**Task instructions**
Determine how many lines in the entries below include "выплаты". The reply should be that number and nothing else.

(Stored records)
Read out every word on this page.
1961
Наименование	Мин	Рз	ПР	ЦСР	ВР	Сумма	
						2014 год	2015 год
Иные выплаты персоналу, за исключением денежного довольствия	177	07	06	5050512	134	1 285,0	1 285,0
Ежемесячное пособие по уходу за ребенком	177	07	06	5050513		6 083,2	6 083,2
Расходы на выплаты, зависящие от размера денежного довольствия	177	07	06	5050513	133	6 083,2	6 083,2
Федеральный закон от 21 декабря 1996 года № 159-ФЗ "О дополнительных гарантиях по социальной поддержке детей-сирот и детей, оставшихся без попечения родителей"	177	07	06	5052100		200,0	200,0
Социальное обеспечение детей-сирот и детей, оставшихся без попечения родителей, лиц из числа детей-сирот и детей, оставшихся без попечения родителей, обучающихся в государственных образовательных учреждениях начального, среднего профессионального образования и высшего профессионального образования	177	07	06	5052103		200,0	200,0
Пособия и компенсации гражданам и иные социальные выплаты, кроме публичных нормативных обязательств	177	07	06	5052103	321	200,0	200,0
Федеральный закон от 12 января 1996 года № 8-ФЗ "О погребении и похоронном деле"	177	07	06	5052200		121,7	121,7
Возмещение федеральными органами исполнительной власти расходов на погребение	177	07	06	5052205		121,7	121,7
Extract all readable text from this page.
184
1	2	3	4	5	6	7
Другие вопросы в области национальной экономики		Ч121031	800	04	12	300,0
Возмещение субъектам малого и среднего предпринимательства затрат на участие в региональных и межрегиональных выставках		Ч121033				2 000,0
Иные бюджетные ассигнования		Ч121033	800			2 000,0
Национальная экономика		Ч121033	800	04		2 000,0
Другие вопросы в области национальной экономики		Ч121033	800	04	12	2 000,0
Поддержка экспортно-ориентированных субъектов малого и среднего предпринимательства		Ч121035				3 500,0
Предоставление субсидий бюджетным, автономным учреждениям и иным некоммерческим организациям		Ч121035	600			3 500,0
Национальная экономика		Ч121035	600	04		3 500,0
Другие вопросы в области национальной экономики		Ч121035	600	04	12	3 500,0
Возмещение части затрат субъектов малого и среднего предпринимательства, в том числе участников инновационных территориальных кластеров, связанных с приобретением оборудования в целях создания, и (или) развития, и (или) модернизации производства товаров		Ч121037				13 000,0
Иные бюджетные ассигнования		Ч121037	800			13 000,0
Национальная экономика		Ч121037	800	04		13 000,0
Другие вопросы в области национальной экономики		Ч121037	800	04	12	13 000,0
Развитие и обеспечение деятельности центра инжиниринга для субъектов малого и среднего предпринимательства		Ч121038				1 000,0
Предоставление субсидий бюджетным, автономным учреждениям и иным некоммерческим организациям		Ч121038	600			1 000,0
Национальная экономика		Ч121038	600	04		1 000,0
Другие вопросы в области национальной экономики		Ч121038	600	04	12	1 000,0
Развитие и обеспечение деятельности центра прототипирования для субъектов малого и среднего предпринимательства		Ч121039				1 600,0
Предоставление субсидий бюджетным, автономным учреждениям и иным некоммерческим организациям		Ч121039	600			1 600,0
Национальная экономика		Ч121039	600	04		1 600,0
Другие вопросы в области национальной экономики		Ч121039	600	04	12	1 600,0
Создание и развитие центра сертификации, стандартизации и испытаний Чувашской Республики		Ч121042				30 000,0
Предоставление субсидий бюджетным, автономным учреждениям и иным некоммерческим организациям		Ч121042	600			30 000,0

**Exercise solution**
3